WHAT YOU HAVE TO DO
Restate the data word for word and leave the images out.

EXCERPTED DATA
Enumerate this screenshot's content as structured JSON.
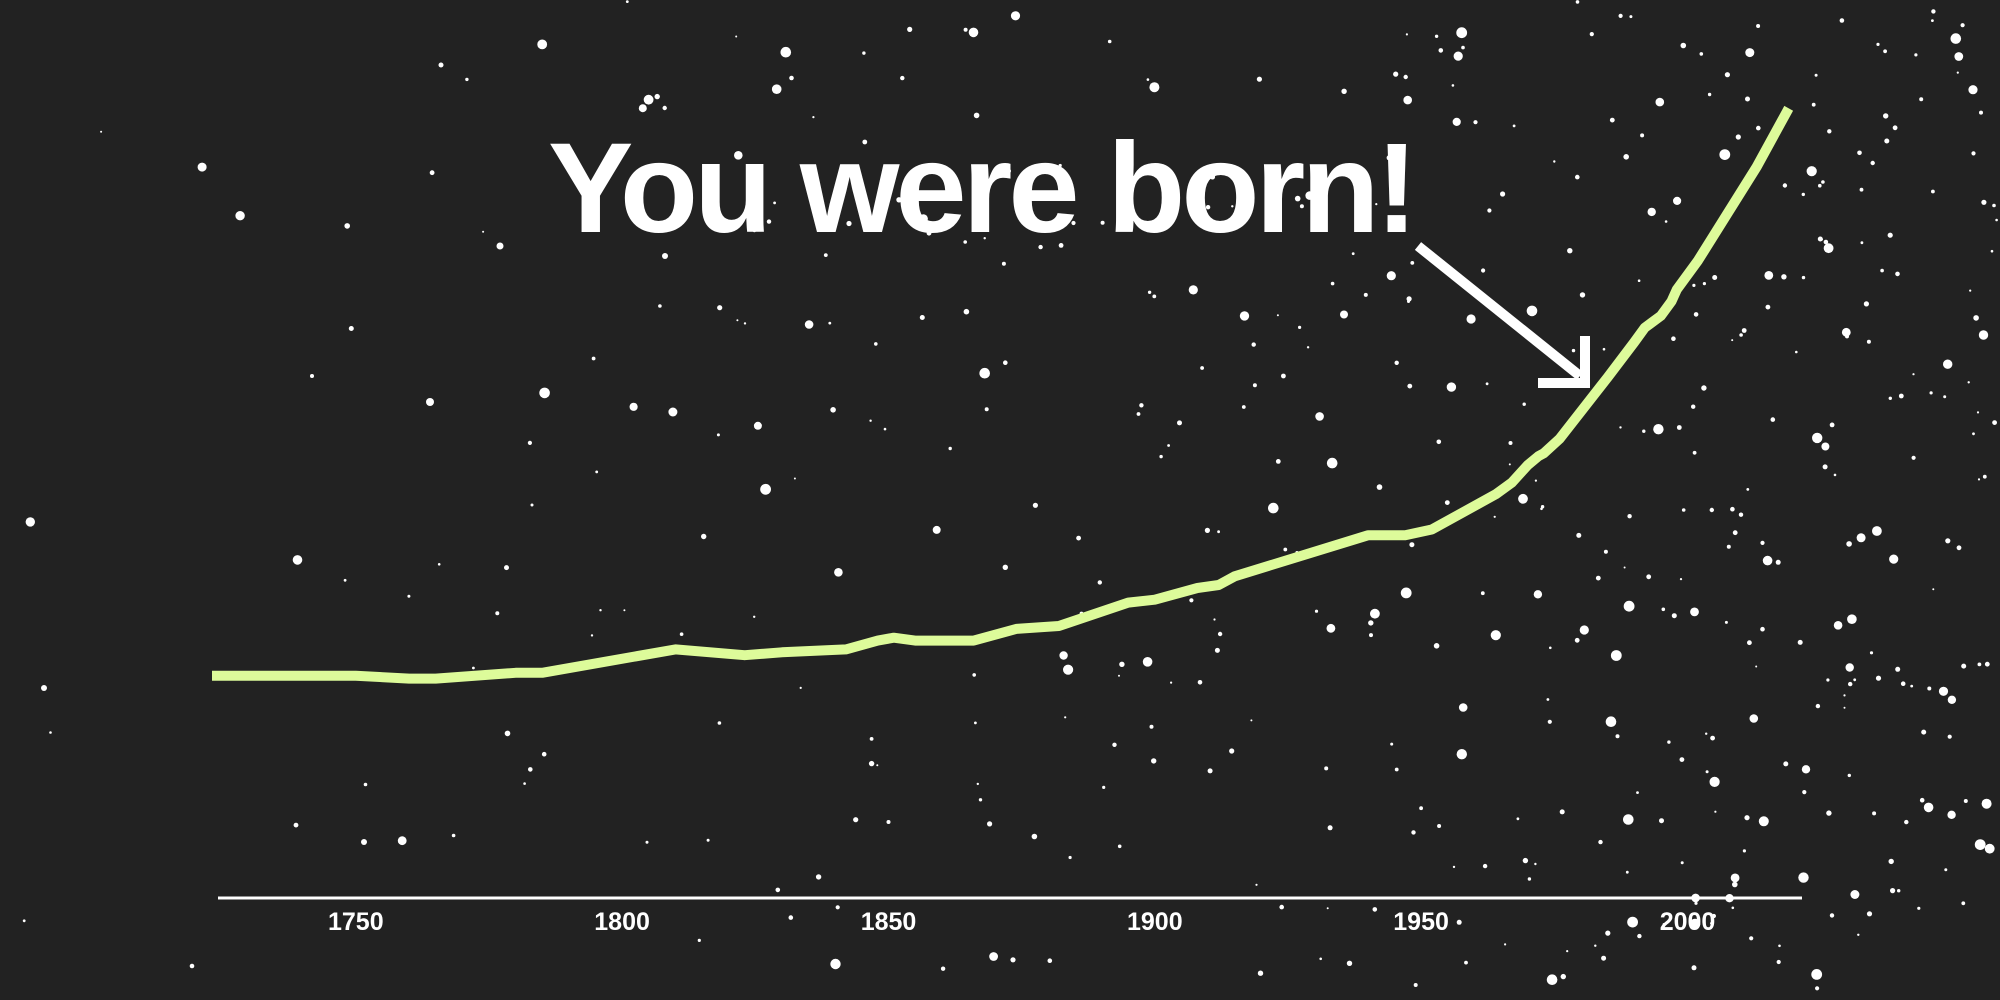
{
  "colors": {
    "background": "#222222",
    "line": "#ddfb9a",
    "axis": "#ffffff",
    "stars": "#ffffff",
    "text": "#ffffff"
  },
  "annotation": {
    "text": "You were born!",
    "year": 1982,
    "arrow_icon": "arrow-down-right-icon"
  },
  "chart_data": {
    "type": "line",
    "title": "",
    "xlabel": "",
    "ylabel": "",
    "xlim": [
      1723,
      2020
    ],
    "ylim": [
      0,
      280
    ],
    "grid": false,
    "legend": "none",
    "x_ticks": [
      1750,
      1800,
      1850,
      1900,
      1950,
      2000
    ],
    "x_tick_labels": [
      "1750",
      "1800",
      "1850",
      "1900",
      "1950",
      "2000"
    ],
    "series": [
      {
        "x": [
          1723,
          1740,
          1750,
          1760,
          1765,
          1780,
          1785,
          1810,
          1823,
          1830,
          1842,
          1848,
          1851,
          1855,
          1866,
          1874,
          1882,
          1895,
          1900,
          1908,
          1912,
          1915,
          1940,
          1947,
          1952,
          1964,
          1967,
          1970,
          1972,
          1973,
          1976,
          1985,
          1990,
          1992,
          1995,
          1997,
          1998,
          2002,
          2013,
          2019
        ],
        "y": [
          76,
          76,
          76,
          75,
          75,
          77,
          77,
          85,
          83,
          84,
          85,
          88,
          89,
          88,
          88,
          92,
          93,
          101,
          102,
          106,
          107,
          110,
          124,
          124,
          126,
          138,
          142,
          148,
          151,
          152,
          157,
          178,
          190,
          195,
          199,
          204,
          208,
          218,
          250,
          270
        ]
      }
    ]
  }
}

RESPONSE TO THIS EXERCISE
Enumerate this screenshot's content as structured JSON.
{
  "colors": {
    "background": "#222222",
    "line": "#ddfb9a",
    "axis": "#ffffff",
    "stars": "#ffffff",
    "text": "#ffffff"
  },
  "annotation": {
    "text": "You were born!",
    "year": 1982,
    "arrow_icon": "arrow-down-right-icon"
  },
  "chart_data": {
    "type": "line",
    "title": "",
    "xlabel": "",
    "ylabel": "",
    "xlim": [
      1723,
      2020
    ],
    "ylim": [
      0,
      280
    ],
    "grid": false,
    "legend": "none",
    "x_ticks": [
      1750,
      1800,
      1850,
      1900,
      1950,
      2000
    ],
    "x_tick_labels": [
      "1750",
      "1800",
      "1850",
      "1900",
      "1950",
      "2000"
    ],
    "series": [
      {
        "x": [
          1723,
          1740,
          1750,
          1760,
          1765,
          1780,
          1785,
          1810,
          1823,
          1830,
          1842,
          1848,
          1851,
          1855,
          1866,
          1874,
          1882,
          1895,
          1900,
          1908,
          1912,
          1915,
          1940,
          1947,
          1952,
          1964,
          1967,
          1970,
          1972,
          1973,
          1976,
          1985,
          1990,
          1992,
          1995,
          1997,
          1998,
          2002,
          2013,
          2019
        ],
        "y": [
          76,
          76,
          76,
          75,
          75,
          77,
          77,
          85,
          83,
          84,
          85,
          88,
          89,
          88,
          88,
          92,
          93,
          101,
          102,
          106,
          107,
          110,
          124,
          124,
          126,
          138,
          142,
          148,
          151,
          152,
          157,
          178,
          190,
          195,
          199,
          204,
          208,
          218,
          250,
          270
        ]
      }
    ]
  }
}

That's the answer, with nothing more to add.